Task to complete:
Count how many lines of the material hold "from". Respond with that number alone.

Data records:
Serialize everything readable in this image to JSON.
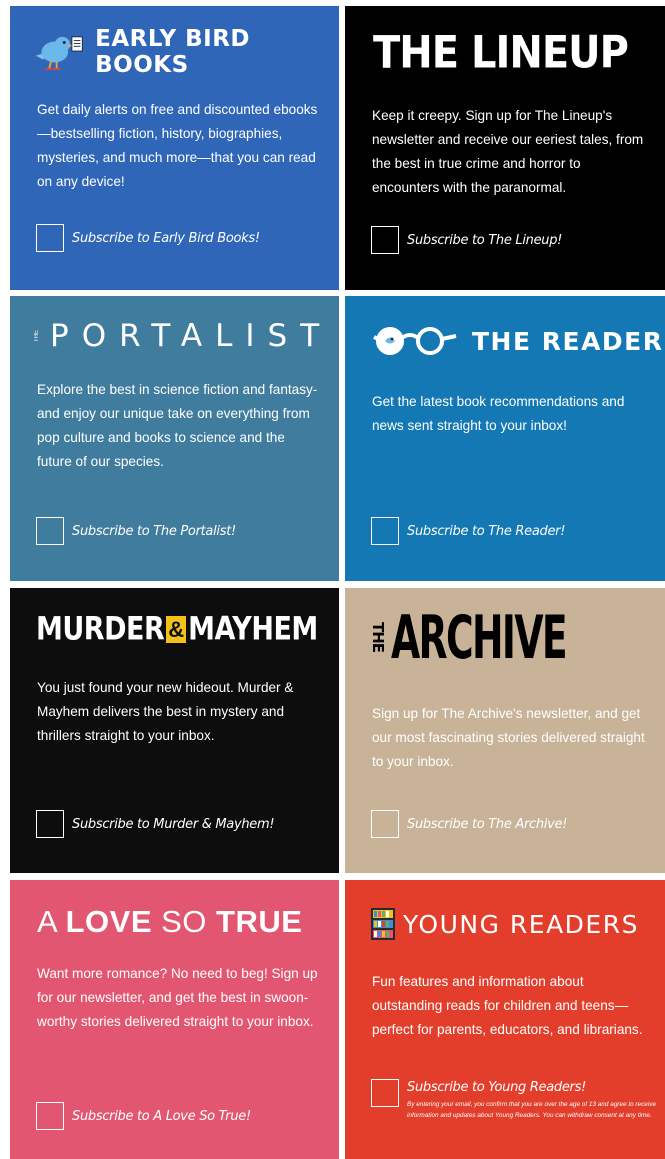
{
  "cards": [
    {
      "brand": "EARLY BIRD BOOKS",
      "description": "Get daily alerts on free and discounted ebooks—bestselling fiction, history, biographies, mysteries, and much more—that you can read on any device!",
      "subscribe_label": "Subscribe to Early Bird Books!",
      "icon": "bird-reading-icon",
      "background": "#2f66b8"
    },
    {
      "brand": "THE LINEUP",
      "description": "Keep it creepy. Sign up for The Lineup's newsletter and receive our eeriest tales, from the best in true crime and horror to encounters with the paranormal.",
      "subscribe_label": "Subscribe to The Lineup!",
      "background": "#000000"
    },
    {
      "brand_prefix": "THE",
      "brand": "PORTALIST",
      "description": "Explore the best in science fiction and fantasy-and enjoy our unique take on everything from pop culture and books to science and the future of our species.",
      "subscribe_label": "Subscribe to The Portalist!",
      "icon": "planet-icon",
      "background": "#407c9d"
    },
    {
      "brand": "THE READER",
      "description": "Get the latest book recommendations and news sent straight to your inbox!",
      "subscribe_label": "Subscribe to The Reader!",
      "icon": "glasses-icon",
      "background": "#1378b3"
    },
    {
      "brand_a": "MURDER",
      "brand_amp": "&",
      "brand_b": "MAYHEM",
      "description": "You just found your new hideout. Murder & Mayhem delivers the best in mystery and thrillers straight to your inbox.",
      "subscribe_label": "Subscribe to Murder & Mayhem!",
      "accent": "#f2c21c",
      "background": "#0d0d0d"
    },
    {
      "brand_prefix": "THE",
      "brand": "ARCHIVE",
      "description": "Sign up for The Archive's newsletter, and get our most fascinating stories delivered straight to your inbox.",
      "subscribe_label": "Subscribe to The Archive!",
      "background": "#c8b399"
    },
    {
      "brand_a": "A ",
      "brand_b": "LOVE",
      "brand_c": " SO ",
      "brand_d": "TRUE",
      "description": "Want more romance? No need to beg! Sign up for our newsletter, and get the best in swoon-worthy stories delivered straight to your inbox.",
      "subscribe_label": "Subscribe to A Love So True!",
      "background": "#e25671"
    },
    {
      "brand": "YOUNG READERS",
      "description": "Fun features and information about outstanding reads for children and teens—perfect for parents, educators, and librarians.",
      "subscribe_label": "Subscribe to Young Readers!",
      "disclaimer": "By entering your email, you confirm that you are over the age of 13 and agree to receive information and updates about Young Readers. You can withdraw consent at any time.",
      "icon": "bookshelf-icon",
      "background": "#e33e2b"
    }
  ]
}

Exercise result:
2